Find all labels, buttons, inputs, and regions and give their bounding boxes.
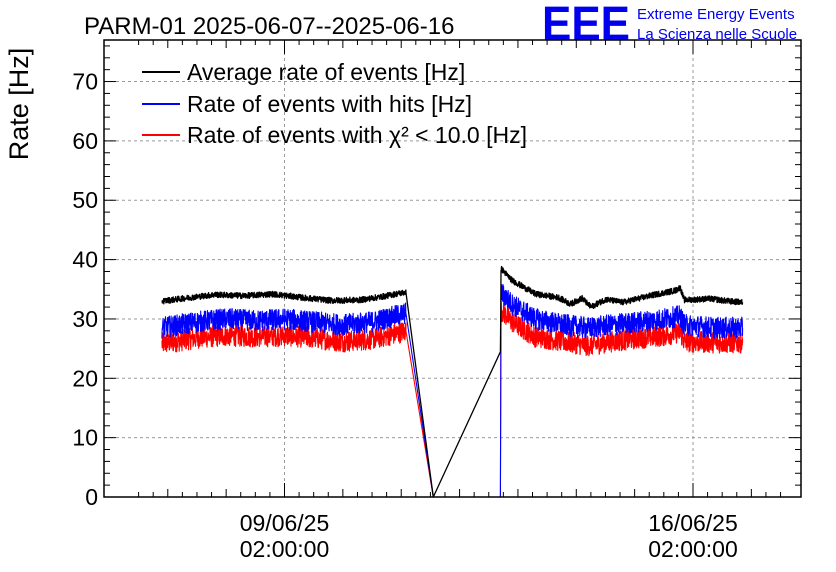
eee-logo: EEE Extreme Energy Events La Scienza nel… bbox=[542, 0, 797, 51]
y-tick-label: 30 bbox=[72, 306, 98, 332]
y-tick-label: 0 bbox=[85, 484, 98, 510]
y-axis-label: Rate [Hz] bbox=[4, 48, 34, 161]
x-tick-time: 02:00:00 bbox=[240, 536, 330, 562]
y-tick-label: 20 bbox=[72, 365, 98, 391]
y-tick-label: 70 bbox=[72, 69, 98, 95]
legend-entry: Average rate of events [Hz] bbox=[187, 59, 465, 85]
x-tick-date: 09/06/25 bbox=[240, 510, 330, 536]
series-line bbox=[161, 300, 744, 498]
logo-line-1: Extreme Energy Events bbox=[637, 6, 795, 23]
y-tick-labels: 0 10 20 30 40 50 60 70 bbox=[72, 69, 98, 510]
plot-frame bbox=[103, 39, 802, 498]
x-tick-date: 16/06/25 bbox=[648, 510, 738, 536]
legend-entry: Rate of events with hits [Hz] bbox=[187, 91, 472, 117]
series-line bbox=[161, 265, 744, 498]
series-layer bbox=[161, 265, 744, 498]
chart-title: PARM-01 2025-06-07--2025-06-16 bbox=[84, 13, 454, 40]
y-tick-label: 50 bbox=[72, 187, 98, 213]
logo-mark: EEE bbox=[542, 0, 630, 51]
legend: Average rate of events [Hz] Rate of event… bbox=[142, 59, 527, 148]
y-tick-label: 40 bbox=[72, 247, 98, 273]
axis-ticks bbox=[104, 40, 801, 498]
series-line bbox=[161, 283, 744, 498]
x-tick-time: 02:00:00 bbox=[648, 536, 738, 562]
logo-line-2: La Scienza nelle Scuole bbox=[637, 26, 797, 43]
y-tick-label: 60 bbox=[72, 128, 98, 154]
y-tick-label: 10 bbox=[72, 425, 98, 451]
legend-entry: Rate of events with χ² < 10.0 [Hz] bbox=[187, 122, 527, 148]
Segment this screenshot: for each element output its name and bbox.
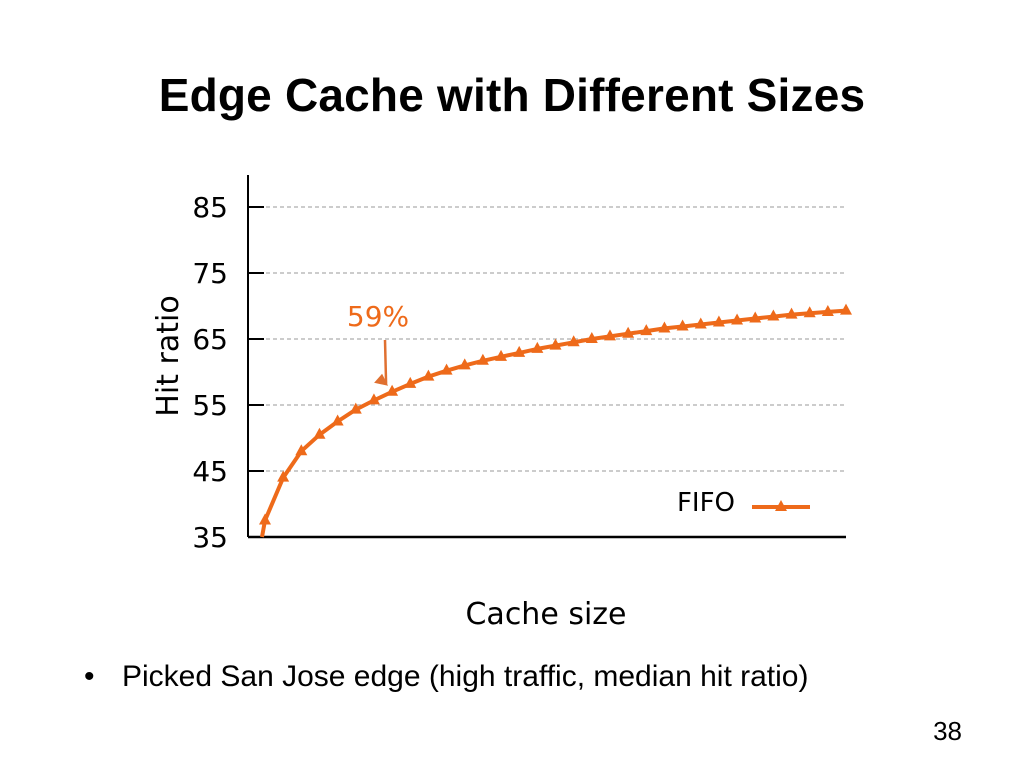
data-point-marker: [676, 319, 689, 331]
legend-marker: [775, 500, 787, 511]
y-tick-label: 65: [192, 323, 228, 356]
data-point-marker: [440, 363, 453, 375]
legend: FIFO: [677, 488, 810, 518]
data-point-marker: [549, 338, 562, 350]
grid-lines: [266, 206, 846, 472]
data-point-marker: [603, 329, 616, 341]
data-point-marker: [821, 304, 834, 316]
data-point-marker: [367, 393, 380, 405]
bullet-item: • Picked San Jose edge (high traffic, med…: [84, 660, 808, 694]
data-point-marker: [331, 414, 344, 426]
y-tick-label: 35: [192, 521, 228, 554]
data-point-marker: [495, 349, 508, 361]
data-point-marker: [803, 306, 816, 318]
page-number: 38: [933, 716, 962, 746]
data-point-marker: [404, 376, 417, 388]
data-point-marker: [585, 332, 598, 343]
series-fifo: [259, 303, 852, 538]
data-point-marker: [640, 324, 653, 336]
x-axis-label: Cache size: [465, 597, 626, 632]
y-tick-label: 55: [192, 389, 228, 422]
bullet-text: Picked San Jose edge (high traffic, medi…: [122, 660, 809, 693]
data-point-marker: [567, 335, 580, 347]
y-tick-label: 75: [192, 257, 228, 290]
data-point-marker: [767, 309, 780, 321]
chart-axes: [247, 175, 846, 539]
legend-label: FIFO: [677, 488, 735, 518]
data-point-marker: [658, 321, 671, 333]
data-point-marker: [458, 358, 471, 370]
data-point-marker: [531, 341, 544, 353]
data-point-marker: [622, 326, 635, 338]
data-point-marker: [295, 444, 308, 456]
data-point-marker: [422, 369, 435, 381]
y-tick-labels: 35 45 55 65 75 85: [192, 191, 228, 554]
data-point-marker: [476, 353, 489, 365]
data-point-marker: [785, 307, 798, 319]
data-point-marker: [694, 317, 707, 329]
data-point-marker: [513, 345, 526, 357]
bullet-marker: •: [84, 660, 95, 693]
slide-title: Edge Cache with Different Sizes: [158, 69, 866, 121]
data-point-marker: [840, 303, 852, 315]
data-point-marker: [749, 311, 762, 323]
data-point-marker: [712, 315, 725, 327]
y-tick-label: 85: [192, 191, 228, 224]
data-point-marker: [731, 313, 744, 325]
annotation-label: 59%: [347, 300, 409, 333]
hit-ratio-chart: 35 45 55 65 75 85 Hit ratio Cache size 59% FI…: [151, 175, 852, 632]
data-point-marker: [386, 384, 399, 396]
annotation-arrow-head: [374, 373, 389, 386]
annotation-arrow-line: [383, 339, 388, 384]
y-tick-label: 45: [192, 455, 228, 488]
data-point-marker: [277, 470, 290, 482]
data-point-marker: [259, 513, 271, 525]
data-point-marker: [313, 427, 326, 439]
data-point-marker: [349, 402, 362, 414]
y-axis-label: Hit ratio: [151, 295, 186, 416]
series-line: [260, 308, 847, 538]
annotation: 59%: [347, 300, 409, 386]
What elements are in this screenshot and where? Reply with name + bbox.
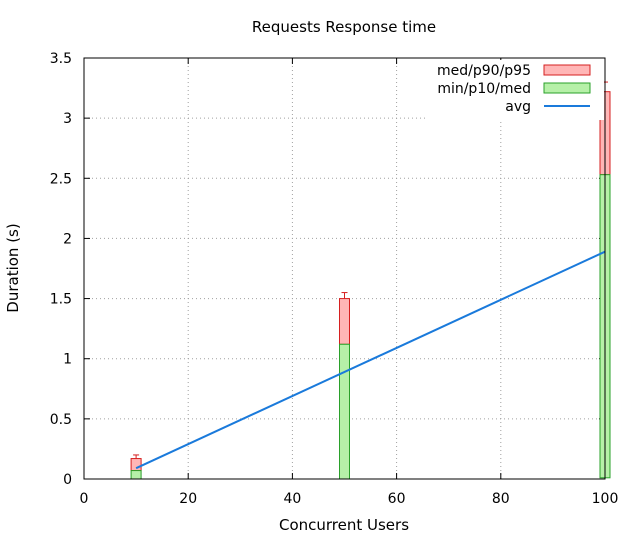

■ WHAT THE TASK ASKS
Can you gather every line in the records above that contains the word "title" and copy each one in full?

■ EXERCISE ANSWER
chart-title: PARM-01 2025-06-07--2025-06-16 bbox=[84, 13, 454, 40]
slide-title: Edge Cache with Different Sizes: [158, 69, 866, 121]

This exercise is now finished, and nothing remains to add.